**TEXTAUSZUG:**
··········
Donnerstag, 8. Juli 2004, 21.15 Uhr
auslandsjournal
mit Dietmar Ossenberg
Themen u.a. : Odyssee ins gelobte Land - Flüchtlingsdrama an Bord
der Cap Anamur
Irgendwo zwischen Europa und Afrika kreuzt die Cap Anamur. Eine
Probefahrt, nachdem das "Flüchtlings-Rettungsschiff" auf Malta
repariert werden musste. Doch was als Maschinentest beginnt, wird
plötzlich bitterer Ernst. Erst ist nur ein kleiner, gelber Strich am
Horizont zu sehen. Doch schnell wird klar: Mitten auf der offenen
See, irgendwo zwischen Libyen und der italienischen Insel Lampedusa
treibt ein Flüchtlingsboot. Völlig überfüllt, kein Trinkwasser mehr
an Bord, der Motor ausgefallen - ohne das Auftauchen der Cap Anamur
wären die Menschen zum Tode verurteilt.
··········
**BEREITGESTELLTE DATEN:**

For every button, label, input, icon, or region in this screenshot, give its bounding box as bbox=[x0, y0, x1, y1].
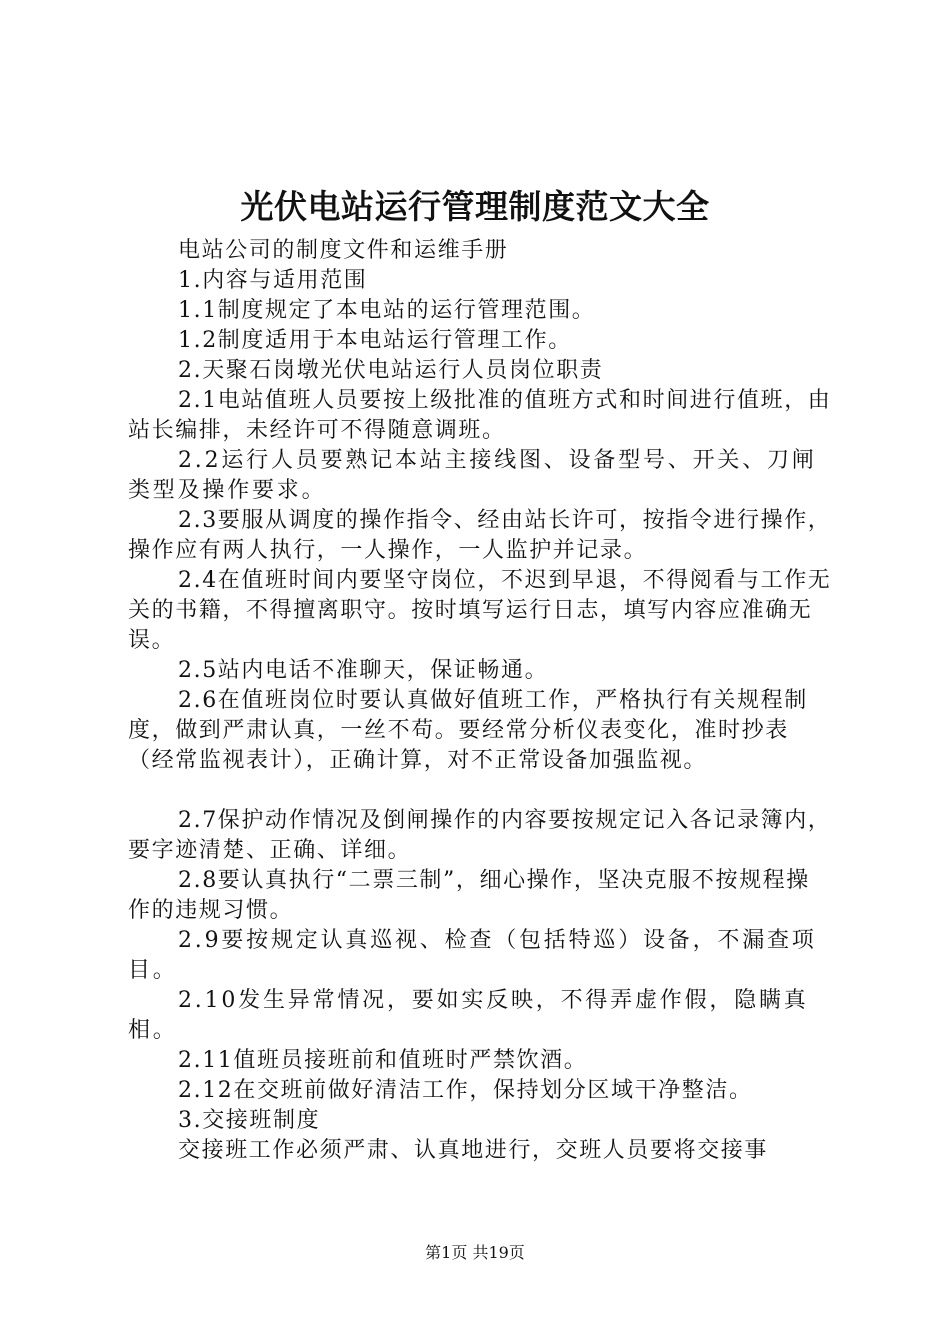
··········
**SCHRIFTLICHE AUFGABE A:**
Beantworten Sie anhand des Textes über die Cap Anamur die folgenden Fragen:
(i) Wer moderiert die Sendung?
(ii) Wo musste die Cap Anamur vor der Probefahrt repariert werden?
(iii) Zwischen welchen beiden Orten treibt das Flüchtlingsboot?
**SCHRIFTLICHE AUFGABE B:**
Zitieren Sie aus dem Text über die Cap Anamur den Abschnitt von "Donnerstag, 8. Juli" bis einschließlich "zum Tode verurteilt.".
**SCHRIFTLICHE AUFGABE C:**
Schreiben Sie den Text über die Cap Anamur im Anschluss an seinen letzten Satz weiter.

**ENDERGEBNIS A:**
(i) Dietmar Ossenberg
(ii) Auf Malta
(iii) Zwischen Libyen und der italienischen Insel Lampedusa

**ENDERGEBNIS B:**
Donnerstag, 8. Juli 2004, 21.15 Uhr
auslandsjournal
mit Dietmar Ossenberg
Themen u.a. : Odyssee ins gelobte Land - Flüchtlingsdrama an Bord
der Cap Anamur
Irgendwo zwischen Europa und Afrika kreuzt die Cap Anamur. Eine
Probefahrt, nachdem das "Flüchtlings-Rettungsschiff" auf Malta
repariert werden musste. Doch was als Maschinentest beginnt, wird
plötzlich bitterer Ernst. Erst ist nur ein kleiner, gelber Strich am
Horizont zu sehen. Doch schnell wird klar: Mitten auf der offenen
See, irgendwo zwischen Libyen und der italienischen Insel Lampedusa
treibt ein Flüchtlingsboot. Völlig überfüllt, kein Trinkwasser mehr
an Bord, der Motor ausgefallen - ohne das Auftauchen der Cap Anamur
wären die Menschen zum Tode verurteilt.

**ENDERGEBNIS C:**
Insgesamt 37 Schwarzafrikaner werden 90 Kilometer vor der
europäischen Küste geborgen. Mit erster Hilfe, einer warmen Mahlzeit,
Decken und vor allem Wasser werden die entkräfteten Flüchtlinge
aufgepäppelt. Nach ein paar Stunden Ruhe beginnt im Gespräch mit der
Besatzung der Cap Anamur die mühsame Rekonstruktion der Irrfahrt.
Alle geben übereinstimmend an, sie seien Flüchtlinge aus dem
sudanesischen Krisengebiet Darfur. Dort herrscht Bürgerkrieg, bis zu
eine Million Menschen sind auf der Flucht. Die 37 Afrikaner hätten
sich auf eigene Faust ein Boot besorgt und versucht, irgendwie nach
Europa zu gelangen.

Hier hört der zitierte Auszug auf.